* What this task involves:
Copy the following records word for word, line by line, without changing anything.

* Stored data:
- - - - -
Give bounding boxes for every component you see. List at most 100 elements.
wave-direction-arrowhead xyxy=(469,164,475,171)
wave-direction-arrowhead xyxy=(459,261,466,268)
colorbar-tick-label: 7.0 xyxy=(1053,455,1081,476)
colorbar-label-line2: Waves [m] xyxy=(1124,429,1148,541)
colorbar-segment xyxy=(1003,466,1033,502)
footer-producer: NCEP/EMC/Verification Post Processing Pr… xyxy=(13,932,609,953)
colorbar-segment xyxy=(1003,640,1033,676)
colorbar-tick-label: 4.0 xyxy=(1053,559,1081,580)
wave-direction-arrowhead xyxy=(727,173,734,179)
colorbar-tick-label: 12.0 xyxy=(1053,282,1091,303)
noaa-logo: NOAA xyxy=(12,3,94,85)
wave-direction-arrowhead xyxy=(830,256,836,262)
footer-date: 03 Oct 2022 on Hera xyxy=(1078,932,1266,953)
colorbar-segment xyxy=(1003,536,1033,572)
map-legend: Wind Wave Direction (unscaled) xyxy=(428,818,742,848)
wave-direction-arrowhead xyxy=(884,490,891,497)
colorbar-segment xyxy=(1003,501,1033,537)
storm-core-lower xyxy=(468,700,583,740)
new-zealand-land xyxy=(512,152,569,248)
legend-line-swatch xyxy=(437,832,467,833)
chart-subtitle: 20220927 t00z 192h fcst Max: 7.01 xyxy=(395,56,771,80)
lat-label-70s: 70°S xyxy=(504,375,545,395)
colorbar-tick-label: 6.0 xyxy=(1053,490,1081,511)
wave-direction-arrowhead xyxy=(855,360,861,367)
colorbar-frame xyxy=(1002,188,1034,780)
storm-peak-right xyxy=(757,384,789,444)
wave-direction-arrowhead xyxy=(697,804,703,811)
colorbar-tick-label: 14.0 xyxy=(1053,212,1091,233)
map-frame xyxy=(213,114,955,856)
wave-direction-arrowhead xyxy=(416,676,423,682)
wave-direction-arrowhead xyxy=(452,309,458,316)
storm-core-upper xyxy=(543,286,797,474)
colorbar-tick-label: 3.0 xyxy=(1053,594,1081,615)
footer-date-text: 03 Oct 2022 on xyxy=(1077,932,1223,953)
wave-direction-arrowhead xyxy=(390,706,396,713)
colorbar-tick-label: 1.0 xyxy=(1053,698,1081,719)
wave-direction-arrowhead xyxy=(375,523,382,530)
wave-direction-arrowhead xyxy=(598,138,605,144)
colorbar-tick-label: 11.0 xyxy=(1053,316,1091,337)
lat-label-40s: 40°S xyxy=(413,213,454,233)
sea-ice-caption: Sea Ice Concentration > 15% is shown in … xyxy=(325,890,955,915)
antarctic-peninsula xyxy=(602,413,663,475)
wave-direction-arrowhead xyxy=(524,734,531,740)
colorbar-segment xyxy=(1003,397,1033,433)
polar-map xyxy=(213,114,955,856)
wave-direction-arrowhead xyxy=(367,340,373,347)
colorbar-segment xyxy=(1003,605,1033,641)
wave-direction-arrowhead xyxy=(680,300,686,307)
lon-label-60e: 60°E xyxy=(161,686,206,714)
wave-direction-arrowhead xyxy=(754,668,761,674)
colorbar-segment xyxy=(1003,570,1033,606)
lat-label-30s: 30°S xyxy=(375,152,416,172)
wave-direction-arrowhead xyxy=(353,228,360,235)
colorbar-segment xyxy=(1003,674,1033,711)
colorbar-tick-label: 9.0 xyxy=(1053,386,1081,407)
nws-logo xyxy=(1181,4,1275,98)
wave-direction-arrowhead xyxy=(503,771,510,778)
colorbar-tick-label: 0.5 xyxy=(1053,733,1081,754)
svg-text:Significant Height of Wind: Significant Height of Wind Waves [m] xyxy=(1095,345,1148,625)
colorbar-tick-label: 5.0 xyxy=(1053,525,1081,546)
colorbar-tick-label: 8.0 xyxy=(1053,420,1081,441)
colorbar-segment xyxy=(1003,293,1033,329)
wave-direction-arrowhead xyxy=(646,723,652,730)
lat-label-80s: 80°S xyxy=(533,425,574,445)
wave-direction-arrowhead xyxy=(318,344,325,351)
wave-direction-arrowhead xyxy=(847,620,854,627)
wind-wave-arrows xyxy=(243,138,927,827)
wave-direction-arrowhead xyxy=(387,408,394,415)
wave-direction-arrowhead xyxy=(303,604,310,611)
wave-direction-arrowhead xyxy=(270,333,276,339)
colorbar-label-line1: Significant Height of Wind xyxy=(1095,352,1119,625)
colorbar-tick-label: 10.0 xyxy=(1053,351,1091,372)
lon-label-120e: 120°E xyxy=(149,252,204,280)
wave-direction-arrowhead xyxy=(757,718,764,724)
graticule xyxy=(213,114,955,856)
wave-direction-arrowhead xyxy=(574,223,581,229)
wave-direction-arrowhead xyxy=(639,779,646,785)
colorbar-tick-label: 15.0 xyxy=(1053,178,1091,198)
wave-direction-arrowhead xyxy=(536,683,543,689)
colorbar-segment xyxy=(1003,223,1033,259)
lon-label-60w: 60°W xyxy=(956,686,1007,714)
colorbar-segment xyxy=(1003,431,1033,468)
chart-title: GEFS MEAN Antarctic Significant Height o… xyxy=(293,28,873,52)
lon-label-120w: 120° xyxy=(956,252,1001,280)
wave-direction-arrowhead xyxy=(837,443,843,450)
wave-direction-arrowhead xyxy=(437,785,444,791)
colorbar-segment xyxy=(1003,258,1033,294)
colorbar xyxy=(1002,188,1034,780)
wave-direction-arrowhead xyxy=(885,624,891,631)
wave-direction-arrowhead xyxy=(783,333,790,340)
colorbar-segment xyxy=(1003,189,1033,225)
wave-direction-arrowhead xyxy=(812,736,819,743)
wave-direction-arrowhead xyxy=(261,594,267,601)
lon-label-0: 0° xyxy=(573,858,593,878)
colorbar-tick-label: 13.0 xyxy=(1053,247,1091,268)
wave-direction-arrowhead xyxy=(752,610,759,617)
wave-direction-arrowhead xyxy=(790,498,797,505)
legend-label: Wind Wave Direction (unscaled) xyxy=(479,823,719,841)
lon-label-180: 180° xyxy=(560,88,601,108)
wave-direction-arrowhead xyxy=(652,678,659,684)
- - - - -
* Task output:
Give bounding boxes for every component you see. List at most 100 elements.
wave-direction-arrowhead xyxy=(469,164,475,171)
wave-direction-arrowhead xyxy=(459,261,466,268)
colorbar-tick-label: 7.0 xyxy=(1053,455,1081,476)
colorbar-label-line2: Waves [m] xyxy=(1124,429,1148,541)
colorbar-segment xyxy=(1003,466,1033,502)
footer-producer: NCEP/EMC/Verification Post Processing Pr… xyxy=(13,932,609,953)
colorbar-segment xyxy=(1003,640,1033,676)
colorbar-tick-label: 4.0 xyxy=(1053,559,1081,580)
wave-direction-arrowhead xyxy=(727,173,734,179)
colorbar-tick-label: 12.0 xyxy=(1053,282,1091,303)
noaa-logo: NOAA xyxy=(12,3,94,85)
wave-direction-arrowhead xyxy=(830,256,836,262)
footer-date: 03 Oct 2022 on Hera xyxy=(1078,932,1266,953)
colorbar-segment xyxy=(1003,536,1033,572)
map-legend: Wind Wave Direction (unscaled) xyxy=(428,818,742,848)
wave-direction-arrowhead xyxy=(884,490,891,497)
colorbar-segment xyxy=(1003,501,1033,537)
storm-core-lower xyxy=(468,700,583,740)
new-zealand-land xyxy=(512,152,569,248)
legend-line-swatch xyxy=(437,832,467,833)
chart-subtitle: 20220927 t00z 192h fcst Max: 7.01 xyxy=(395,56,771,80)
lat-label-70s: 70°S xyxy=(504,375,545,395)
colorbar-tick-label: 6.0 xyxy=(1053,490,1081,511)
wave-direction-arrowhead xyxy=(855,360,861,367)
colorbar-frame xyxy=(1002,188,1034,780)
storm-peak-right xyxy=(757,384,789,444)
wave-direction-arrowhead xyxy=(697,804,703,811)
colorbar-tick-label: 14.0 xyxy=(1053,212,1091,233)
map-frame xyxy=(213,114,955,856)
wave-direction-arrowhead xyxy=(416,676,423,682)
wave-direction-arrowhead xyxy=(452,309,458,316)
storm-core-upper xyxy=(543,286,797,474)
colorbar-tick-label: 3.0 xyxy=(1053,594,1081,615)
footer-date-text: 03 Oct 2022 on xyxy=(1077,932,1223,953)
wave-direction-arrowhead xyxy=(390,706,396,713)
colorbar-tick-label: 1.0 xyxy=(1053,698,1081,719)
wave-direction-arrowhead xyxy=(375,523,382,530)
wave-direction-arrowhead xyxy=(598,138,605,144)
colorbar-tick-label: 11.0 xyxy=(1053,316,1091,337)
lat-label-40s: 40°S xyxy=(413,213,454,233)
sea-ice-caption: Sea Ice Concentration > 15% is shown in … xyxy=(325,890,955,915)
antarctic-peninsula xyxy=(602,413,663,475)
wave-direction-arrowhead xyxy=(524,734,531,740)
colorbar-segment xyxy=(1003,397,1033,433)
polar-map xyxy=(213,114,955,856)
wave-direction-arrowhead xyxy=(367,340,373,347)
colorbar-segment xyxy=(1003,605,1033,641)
wave-direction-arrowhead xyxy=(680,300,686,307)
lon-label-60e: 60°E xyxy=(161,686,206,714)
wave-direction-arrowhead xyxy=(754,668,761,674)
colorbar-segment xyxy=(1003,570,1033,606)
lat-label-30s: 30°S xyxy=(375,152,416,172)
wave-direction-arrowhead xyxy=(353,228,360,235)
colorbar-segment xyxy=(1003,674,1033,711)
colorbar-tick-label: 9.0 xyxy=(1053,386,1081,407)
nws-logo xyxy=(1181,4,1275,98)
wave-direction-arrowhead xyxy=(503,771,510,778)
colorbar-tick-label: 0.5 xyxy=(1053,733,1081,754)
svg-text:Significant Height of Wind: Significant Height of Wind Waves [m] xyxy=(1095,345,1148,625)
colorbar-tick-label: 5.0 xyxy=(1053,525,1081,546)
colorbar-tick-label: 8.0 xyxy=(1053,420,1081,441)
colorbar-segment xyxy=(1003,293,1033,329)
wave-direction-arrowhead xyxy=(646,723,652,730)
lat-label-80s: 80°S xyxy=(533,425,574,445)
wave-direction-arrowhead xyxy=(318,344,325,351)
wave-direction-arrowhead xyxy=(847,620,854,627)
wind-wave-arrows xyxy=(243,138,927,827)
wave-direction-arrowhead xyxy=(387,408,394,415)
wave-direction-arrowhead xyxy=(303,604,310,611)
wave-direction-arrowhead xyxy=(270,333,276,339)
colorbar-label-line1: Significant Height of Wind xyxy=(1095,352,1119,625)
colorbar-tick-label: 10.0 xyxy=(1053,351,1091,372)
lon-label-120e: 120°E xyxy=(149,252,204,280)
wave-direction-arrowhead xyxy=(757,718,764,724)
graticule xyxy=(213,114,955,856)
wave-direction-arrowhead xyxy=(574,223,581,229)
wave-direction-arrowhead xyxy=(639,779,646,785)
colorbar-tick-label: 15.0 xyxy=(1053,178,1091,198)
wave-direction-arrowhead xyxy=(536,683,543,689)
colorbar-segment xyxy=(1003,223,1033,259)
lon-label-60w: 60°W xyxy=(956,686,1007,714)
colorbar-segment xyxy=(1003,431,1033,468)
chart-title: GEFS MEAN Antarctic Significant Height o… xyxy=(293,28,873,52)
lon-label-120w: 120° xyxy=(956,252,1001,280)
wave-direction-arrowhead xyxy=(837,443,843,450)
wave-direction-arrowhead xyxy=(437,785,444,791)
colorbar-segment xyxy=(1003,258,1033,294)
colorbar xyxy=(1002,188,1034,780)
wave-direction-arrowhead xyxy=(885,624,891,631)
wave-direction-arrowhead xyxy=(783,333,790,340)
colorbar-segment xyxy=(1003,189,1033,225)
wave-direction-arrowhead xyxy=(812,736,819,743)
wave-direction-arrowhead xyxy=(261,594,267,601)
lon-label-0: 0° xyxy=(573,858,593,878)
colorbar-tick-label: 13.0 xyxy=(1053,247,1091,268)
wave-direction-arrowhead xyxy=(752,610,759,617)
wave-direction-arrowhead xyxy=(790,498,797,505)
legend-label: Wind Wave Direction (unscaled) xyxy=(479,823,719,841)
lon-label-180: 180° xyxy=(560,88,601,108)
wave-direction-arrowhead xyxy=(652,678,659,684)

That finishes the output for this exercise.